## start DATA FOR THIS TASK
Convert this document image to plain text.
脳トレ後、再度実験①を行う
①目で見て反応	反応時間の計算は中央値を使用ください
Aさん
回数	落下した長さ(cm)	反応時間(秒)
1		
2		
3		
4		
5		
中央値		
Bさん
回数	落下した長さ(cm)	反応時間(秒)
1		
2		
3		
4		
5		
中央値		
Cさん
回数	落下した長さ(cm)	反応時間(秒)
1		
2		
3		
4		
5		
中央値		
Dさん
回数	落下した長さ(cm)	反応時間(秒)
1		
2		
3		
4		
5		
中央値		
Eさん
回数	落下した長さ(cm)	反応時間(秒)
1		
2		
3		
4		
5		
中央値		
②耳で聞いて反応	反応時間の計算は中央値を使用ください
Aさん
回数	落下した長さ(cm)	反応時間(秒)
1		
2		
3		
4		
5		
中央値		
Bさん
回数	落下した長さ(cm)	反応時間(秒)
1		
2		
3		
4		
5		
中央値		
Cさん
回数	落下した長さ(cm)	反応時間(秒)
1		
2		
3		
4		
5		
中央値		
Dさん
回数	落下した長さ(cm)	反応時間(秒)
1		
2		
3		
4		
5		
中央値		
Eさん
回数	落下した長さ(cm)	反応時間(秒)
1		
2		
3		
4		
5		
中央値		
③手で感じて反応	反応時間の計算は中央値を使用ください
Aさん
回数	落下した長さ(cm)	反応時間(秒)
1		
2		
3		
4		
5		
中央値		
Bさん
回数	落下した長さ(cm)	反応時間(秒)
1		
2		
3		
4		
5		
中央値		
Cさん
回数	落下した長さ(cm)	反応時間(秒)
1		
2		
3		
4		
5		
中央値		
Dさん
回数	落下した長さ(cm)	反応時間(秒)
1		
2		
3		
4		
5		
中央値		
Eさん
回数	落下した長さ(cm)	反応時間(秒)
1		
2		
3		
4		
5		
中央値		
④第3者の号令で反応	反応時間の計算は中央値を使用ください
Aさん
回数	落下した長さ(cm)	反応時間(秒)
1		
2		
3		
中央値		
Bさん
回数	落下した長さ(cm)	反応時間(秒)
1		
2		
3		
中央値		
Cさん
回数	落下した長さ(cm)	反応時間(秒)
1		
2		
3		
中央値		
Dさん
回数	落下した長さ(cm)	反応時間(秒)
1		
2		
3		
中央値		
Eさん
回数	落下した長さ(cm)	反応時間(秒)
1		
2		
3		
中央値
## end DATA FOR THIS TASK
CHALLENGE |
Copy out every line of the listing that contains the string "反応時間の計算は中央値を使用ください".

THE REPLY |
①目で見て反応	反応時間の計算は中央値を使用ください
②耳で聞いて反応	反応時間の計算は中央値を使用ください
③手で感じて反応	反応時間の計算は中央値を使用ください
④第3者の号令で反応	反応時間の計算は中央値を使用ください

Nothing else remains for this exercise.